> **I tuoi compiti**:
1) Secondo il brano, quanti anni rimase in carcere Wadi dopo essere stato arrestato dalle forze israeliane?
2) Riporta tutti i titoli di sezione che compaiono nel brano.

> **Brano**:
◆ ◆ ◆ ◆ ◆ ◆ ◆
Non ci sono svaghi, non ci sono neanche i pesci per i pescatori, che non possono uscire per mare se non vogliono essere colpiti dalla guardia costiera israeliana. Poi c’è la creatività di un popolo che lotta, di artisti che fanno e sperimentano. Di gente che suona, di persone che creano. E c’è la lotta, quella che ti entra dentro quando nasci, quella che ti tatuano con la prima cicatrice dell’umiliazione che ti resta addosso.

I suicidi

Dire che a Gaza sono aumentati i suicidi non è una notizia, è un dato di fatto. Una Gaza che entra quest’anno, nel silenzio internazionale, nel quattordicesimo anno di blocco da parte di Israele. Un ghetto enorme. Un blocco immenso. Una punizione collettiva che ricorda molto l’apartheid in Sudafrica, dove qualcuno si sentiva superiore a qualcun altro, o gli iughuri in Cina, solo per fare qualche esempio.

Il Centro per i diritti umani di Al-Mezan, che fa base a Gaza, riferisce che almeno 16 persone si sono suicidate e centinaia di altri hanno tentato il suicidio nella Striscia, nella prima metà del 2020.

Indipendentemente dal fatto che siano influenzati da difficoltà economiche, dall’impatto traumatico delle politiche di occupazione israeliane o da altri fattori, i gruppi per i diritti affermano che l’ondata di tentativi di suicidio è molto preoccupante.

Onu: Gaza sarà invivibile entro il 2020

Nel 2012, le Nazioni Unite avevano avvertito che Gaza sarebbe stata “invivibile” entro il 2020, date le tensioni dell’assedio paralizzante e la devastazione causata da tre guerre dal 2007, senza contare le numerose piccole alterazioni militari e il movimento di protesta brutalmente represso. A sette mesi dall’inizio dell’anno, il triste aumento dei suicidi mostra che per molti questo allarme diffuso dall’ONU ha assunto un tragico significato.

La storia di Wadi

“Da quando ci siamo sposati, più di 20 anni fa, non ricordo di aver visto Jamal emotivamente e mentalmente stabile, tranne durante i tre mesi che seguirono il nostro matrimonio”, ha detto la moglie di Wadi, Mervat, alla testata Middle East Eye. “All’epoca era una persona totalmente diversa”. Poco dopo il loro matrimonio nei primi anni ’90, Wadi venne arrestato dalle forze israeliane. Tutti pensavano che sarebbe rimasto dentro per qualche giorno e invece ci rimase sette anni. E la sua vita sarebbe cambiata per sempre.

“Quasi ogni volta che lo visitavo, notavo che era stato picchiato. Lo tenevano in isolamento per lunghi periodi di tempo”, ricorda la moglie parlando con MEE. Dopo il rilascio nel 1997 è cominciato un lento pellegrinaggio per curare il trauma, tra medici e disturbi mentali, fino a che Wadi, 23 anni dopo essere stato rilasciato e aver combattuto per tutta la vita per uscirne, a 54 anni, il 21 giugno scorso si è tolto la vita.
◆ ◆ ◆ ◆ ◆ ◆ ◆
> **Segmento di dati**:
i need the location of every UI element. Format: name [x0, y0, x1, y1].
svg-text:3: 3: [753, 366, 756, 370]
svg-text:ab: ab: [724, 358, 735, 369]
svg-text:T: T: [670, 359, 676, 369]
◆ ◆ ◆ ◆ ◆ ◆ ◆
> **Risposte fornite**:
1) Sette anni.

2)
I suicidi
Onu: Gaza sarà invivibile entro il 2020
La storia di Wadi